Requirements: Leave out the images and repeat the listing below without a single change.

Data entries
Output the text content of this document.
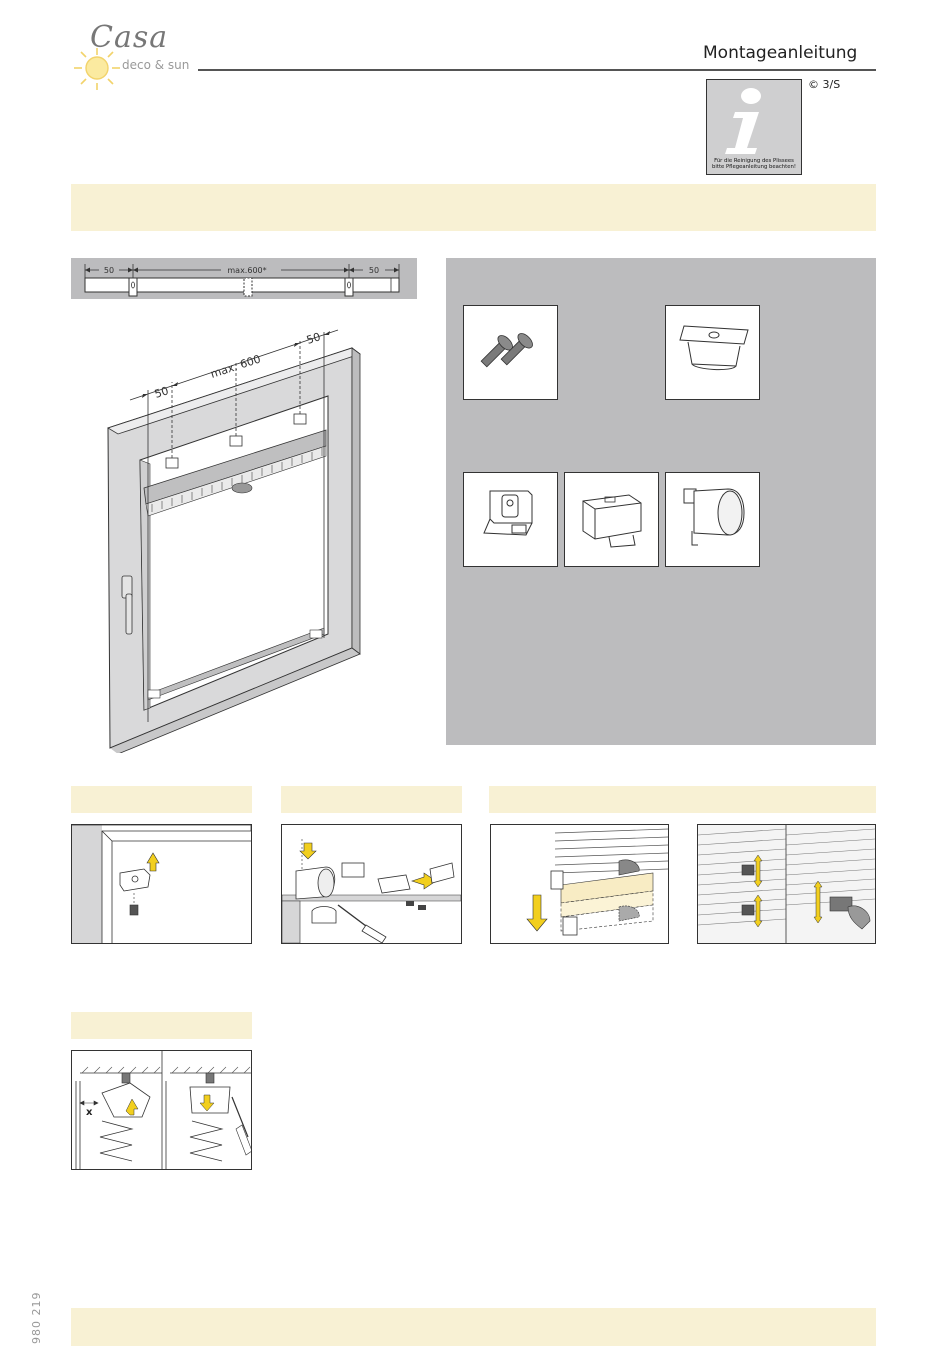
Casa
deco & sun
Montageanleitung
Für die Reinigung des Plissees
bitte Pflegeanleitung beachten!
© 3/S
50	max.600*	50
50
max. 600
50
x
980 219
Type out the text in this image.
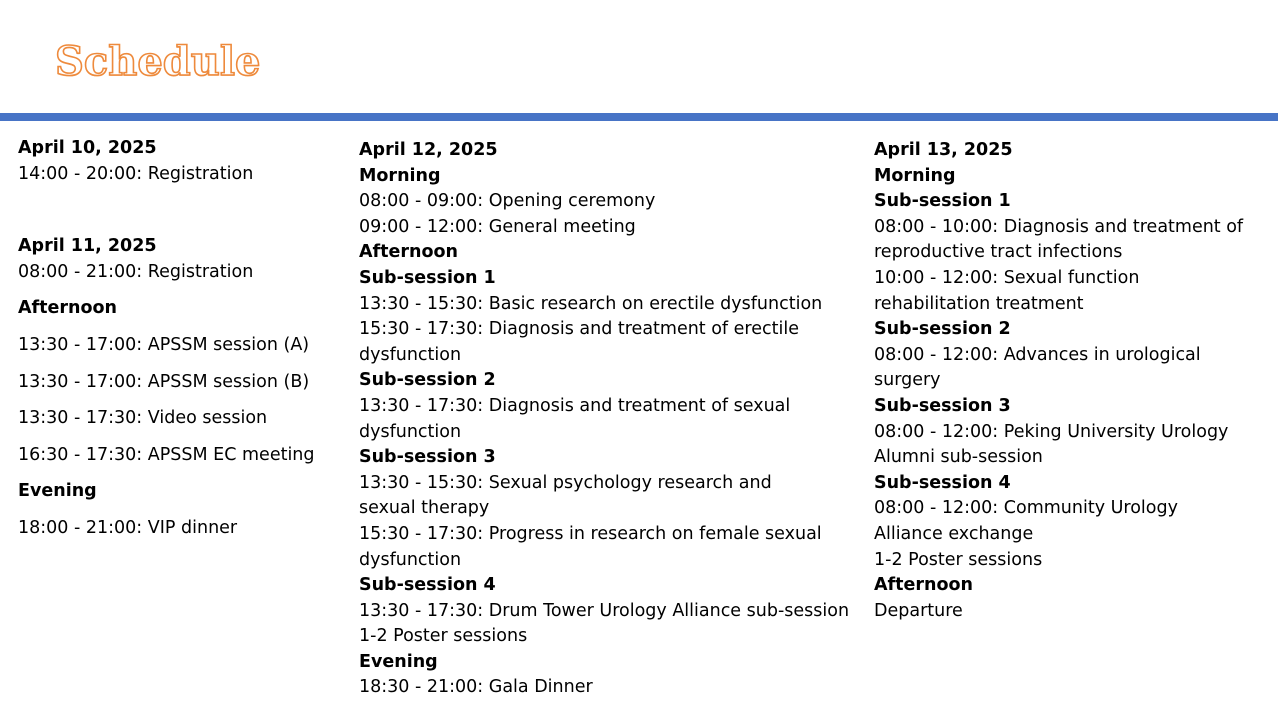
Schedule
April 10, 2025
14:00 - 20:00: Registration
April 11, 2025
08:00 - 21:00: Registration
Afternoon
13:30 - 17:00: APSSM session (A)
13:30 - 17:00: APSSM session (B)
13:30 - 17:30: Video session
16:30 - 17:30: APSSM EC meeting
Evening
18:00 - 21:00: VIP dinner
April 12, 2025
Morning
08:00 - 09:00: Opening ceremony
09:00 - 12:00: General meeting
Afternoon
Sub-session 1
13:30 - 15:30: Basic research on erectile dysfunction
15:30 - 17:30: Diagnosis and treatment of erectile dysfunction
Sub-session 2
13:30 - 17:30: Diagnosis and treatment of sexual dysfunction
Sub-session 3
13:30 - 15:30: Sexual psychology research and sexual therapy
15:30 - 17:30: Progress in research on female sexual dysfunction
Sub-session 4
13:30 - 17:30: Drum Tower Urology Alliance sub-session
1-2 Poster sessions
Evening
18:30 - 21:00: Gala Dinner
April 13, 2025
Morning
Sub-session 1
08:00 - 10:00: Diagnosis and treatment of reproductive tract infections
10:00 - 12:00: Sexual function rehabilitation treatment
Sub-session 2
08:00 - 12:00: Advances in urological surgery
Sub-session 3
08:00 - 12:00: Peking University Urology Alumni sub-session
Sub-session 4
08:00 - 12:00: Community Urology Alliance exchange
1-2 Poster sessions
Afternoon
Departure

Written solution:
Output the text content of this document.
Casa
deco & sun
Montageanleitung
Für die Reinigung des Plissees
bitte Pflegeanleitung beachten!
© 3/S
50	max.600*	50
50
max. 600
50
x
980 219
Type out the text in this image.
Schedule
April 10, 2025
14:00 - 20:00: Registration
April 11, 2025
08:00 - 21:00: Registration
Afternoon
13:30 - 17:00: APSSM session (A)
13:30 - 17:00: APSSM session (B)
13:30 - 17:30: Video session
16:30 - 17:30: APSSM EC meeting
Evening
18:00 - 21:00: VIP dinner
April 12, 2025
Morning
08:00 - 09:00: Opening ceremony
09:00 - 12:00: General meeting
Afternoon
Sub-session 1
13:30 - 15:30: Basic research on erectile dysfunction
15:30 - 17:30: Diagnosis and treatment of erectile dysfunction
Sub-session 2
13:30 - 17:30: Diagnosis and treatment of sexual dysfunction
Sub-session 3
13:30 - 15:30: Sexual psychology research and sexual therapy
15:30 - 17:30: Progress in research on female sexual dysfunction
Sub-session 4
13:30 - 17:30: Drum Tower Urology Alliance sub-session
1-2 Poster sessions
Evening
18:30 - 21:00: Gala Dinner
April 13, 2025
Morning
Sub-session 1
08:00 - 10:00: Diagnosis and treatment of reproductive tract infections
10:00 - 12:00: Sexual function rehabilitation treatment
Sub-session 2
08:00 - 12:00: Advances in urological surgery
Sub-session 3
08:00 - 12:00: Peking University Urology Alumni sub-session
Sub-session 4
08:00 - 12:00: Community Urology Alliance exchange
1-2 Poster sessions
Afternoon
Departure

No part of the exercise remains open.